§ **Required task**
Transcribe the records that follow exactly. Skip the pictures.

(Dataset rows about figures)
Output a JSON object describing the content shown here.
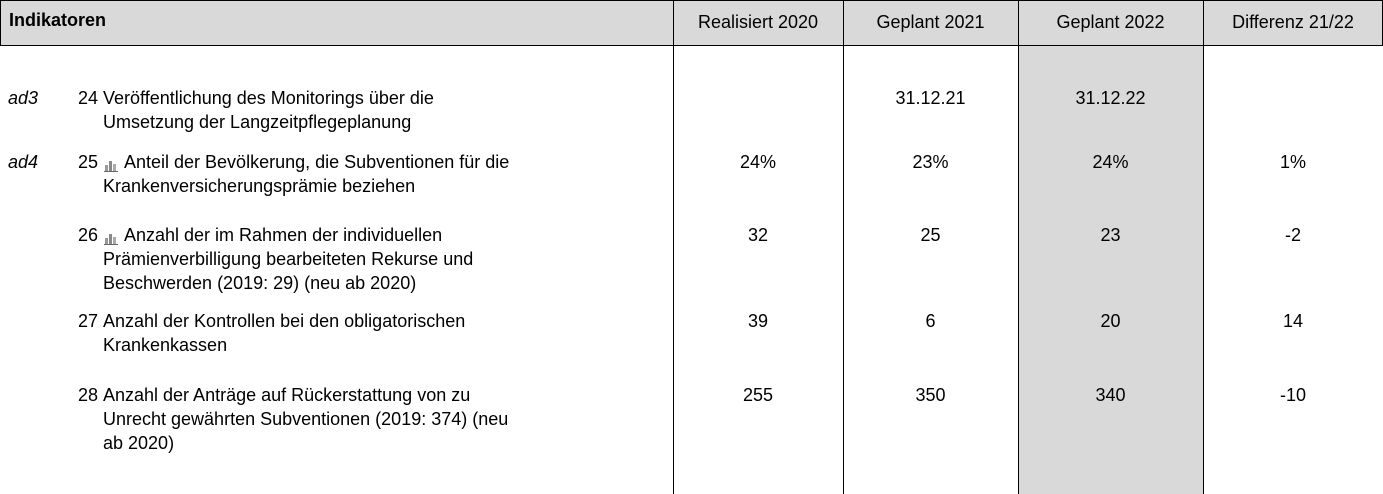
{
  "header": {
    "title": "Indikatoren",
    "columns": [
      "Realisiert 2020",
      "Geplant 2021",
      "Geplant 2022",
      "Differenz 21/22"
    ]
  },
  "table": {
    "rows": [
      {
        "group": "ad3",
        "number": "24",
        "chart_icon": false,
        "lines": [
          "Veröffentlichung des Monitorings über die",
          "Umsetzung der Langzeitpflegeplanung"
        ],
        "values": [
          null,
          "31.12.21",
          "31.12.22",
          null
        ]
      },
      {
        "group": "ad4",
        "number": "25",
        "chart_icon": true,
        "lines": [
          "Anteil der Bevölkerung, die Subventionen für die",
          "Krankenversicherungsprämie beziehen"
        ],
        "values": [
          "24%",
          "23%",
          "24%",
          "1%"
        ]
      },
      {
        "group": null,
        "number": "26",
        "chart_icon": true,
        "lines": [
          "Anzahl der im Rahmen der individuellen",
          "Prämienverbilligung bearbeiteten Rekurse und",
          "Beschwerden (2019: 29) (neu ab 2020)"
        ],
        "values": [
          "32",
          "25",
          "23",
          "-2"
        ]
      },
      {
        "group": null,
        "number": "27",
        "chart_icon": false,
        "lines": [
          "Anzahl der Kontrollen bei den obligatorischen",
          "Krankenkassen"
        ],
        "values": [
          "39",
          "6",
          "20",
          "14"
        ]
      },
      {
        "group": null,
        "number": "28",
        "chart_icon": false,
        "lines": [
          "Anzahl der Anträge auf Rückerstattung von zu",
          "Unrecht gewährten Subventionen (2019: 374) (neu",
          "ab 2020)"
        ],
        "values": [
          "255",
          "350",
          "340",
          "-10"
        ]
      }
    ]
  }
}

§ **The result**
Output a JSON object describing the content shown here.
{
  "header": {
    "title": "Indikatoren",
    "columns": [
      "Realisiert 2020",
      "Geplant 2021",
      "Geplant 2022",
      "Differenz 21/22"
    ]
  },
  "table": {
    "rows": [
      {
        "group": "ad3",
        "number": "24",
        "chart_icon": false,
        "lines": [
          "Veröffentlichung des Monitorings über die",
          "Umsetzung der Langzeitpflegeplanung"
        ],
        "values": [
          null,
          "31.12.21",
          "31.12.22",
          null
        ]
      },
      {
        "group": "ad4",
        "number": "25",
        "chart_icon": true,
        "lines": [
          "Anteil der Bevölkerung, die Subventionen für die",
          "Krankenversicherungsprämie beziehen"
        ],
        "values": [
          "24%",
          "23%",
          "24%",
          "1%"
        ]
      },
      {
        "group": null,
        "number": "26",
        "chart_icon": true,
        "lines": [
          "Anzahl der im Rahmen der individuellen",
          "Prämienverbilligung bearbeiteten Rekurse und",
          "Beschwerden (2019: 29) (neu ab 2020)"
        ],
        "values": [
          "32",
          "25",
          "23",
          "-2"
        ]
      },
      {
        "group": null,
        "number": "27",
        "chart_icon": false,
        "lines": [
          "Anzahl der Kontrollen bei den obligatorischen",
          "Krankenkassen"
        ],
        "values": [
          "39",
          "6",
          "20",
          "14"
        ]
      },
      {
        "group": null,
        "number": "28",
        "chart_icon": false,
        "lines": [
          "Anzahl der Anträge auf Rückerstattung von zu",
          "Unrecht gewährten Subventionen (2019: 374) (neu",
          "ab 2020)"
        ],
        "values": [
          "255",
          "350",
          "340",
          "-10"
        ]
      }
    ]
  }
}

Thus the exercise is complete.